WRITTEN EXERCISE
Find each line containing the string "série" and return it.

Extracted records
━━━━━━

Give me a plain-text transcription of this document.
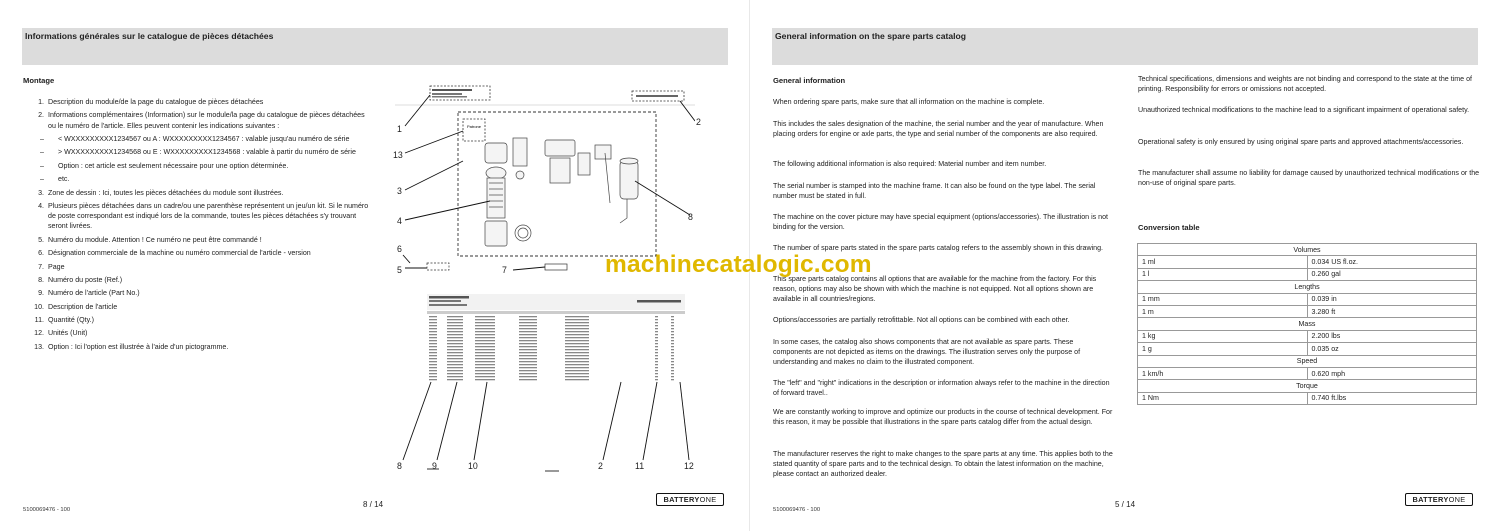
Informations générales sur le catalogue de pièces détachées
Montage
1. Description du module/de la page du catalogue de pièces détachées
2. Informations complémentaires (Information) sur le module/la page du catalogue de pièces détachées ou le numéro de l'article. Elles peuvent contenir les indications suivantes :
–	< WXXXXXXXXX1234567 ou A : WXXXXXXXXX1234567 : valable jusqu'au numéro de série
–	> WXXXXXXXXX1234568 ou E : WXXXXXXXXX1234568 : valable à partir du numéro de série
–	Option : cet article est seulement nécessaire pour une option déterminée.
–	etc.
3. Zone de dessin : Ici, toutes les pièces détachées du module sont illustrées.
4. Plusieurs pièces détachées dans un cadre/ou une parenthèse représentent un jeu/un kit. Si le numéro de poste correspondant est indiqué lors de la commande, toutes les pièces détachées s'y trouvant seront livrées.
5. Numéro du module. Attention ! Ce numéro ne peut être commandé !
6. Désignation commerciale de la machine ou numéro commercial de l'article - version
7. Page
8. Numéro du poste (Ref.)
9. Numéro de l'article (Part No.)
10. Description de l'article
11. Quantité (Qty.)
12. Unités (Unit)
13. Option : Ici l'option est illustrée à l'aide d'un pictogramme.
Patrone
1
2
13
3
4	8
6
5	7
8	9	10	2	11	12
5100069476 - 100
8 / 14
BATTERYONE
General information on the spare parts catalog
General information
When ordering spare parts, make sure that all information on the machine is complete.
This includes the sales designation of the machine, the serial number and the year of manufacture. When placing orders for engine or axle parts, the type and serial number of the components are also required.
The following additional information is also required: Material number and item number.
The serial number is stamped into the machine frame. It can also be found on the type label. The serial number must be stated in full.
The machine on the cover picture may have special equipment (options/accessories). The illustration is not binding for the version.
The number of spare parts stated in the spare parts catalog refers to the assembly shown in this drawing.
This spare parts catalog contains all options that are available for the machine from the factory. For this reason, options may also be shown with which the machine is not equipped. Not all options shown are available in all countries/regions.
Options/accessories are partially retrofittable. Not all options can be combined with each other.
In some cases, the catalog also shows components that are not available as spare parts. These components are not depicted as items on the drawings. The illustration serves only the purpose of understanding and makes no claim to the illustrated component.
The "left" and "right" indications in the description or information always refer to the machine in the direction of forward travel..
We are constantly working to improve and optimize our products in the course of technical development. For this reason, it may be possible that illustrations in the spare parts catalog differ from the actual design.
The manufacturer reserves the right to make changes to the spare parts at any time. This applies both to the stated quantity of spare parts and to the technical design. To obtain the latest information on the machine, please contact an authorized dealer.
Technical specifications, dimensions and weights are not binding and correspond to the state at the time of printing. Responsibility for errors or omissions not accepted.
Unauthorized technical modifications to the machine lead to a significant impairment of operational safety.
Operational safety is only ensured by using original spare parts and approved attachments/accessories.
The manufacturer shall assume no liability for damage caused by unauthorized technical modifications or the non-use of original spare parts.
Conversion table
Volumes	
1 ml	0.034 US fl.oz.
1 l	0.260 gal
Lengths	
1 mm	0.039 in
1 m	3.280 ft
Mass	
1 kg	2.200 lbs
1 g	0.035 oz
Speed	
1 km/h	0.620 mph
Torque	
1 Nm	0.740 ft.lbs
5100069476 - 100
5 / 14
BATTERYONE
machinecatalogic.com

━━━━━━

WRITTEN REPLY
–	< WXXXXXXXXX1234567 ou A : WXXXXXXXXX1234567 : valable jusqu'au numéro de série
–	> WXXXXXXXXX1234568 ou E : WXXXXXXXXX1234568 : valable à partir du numéro de série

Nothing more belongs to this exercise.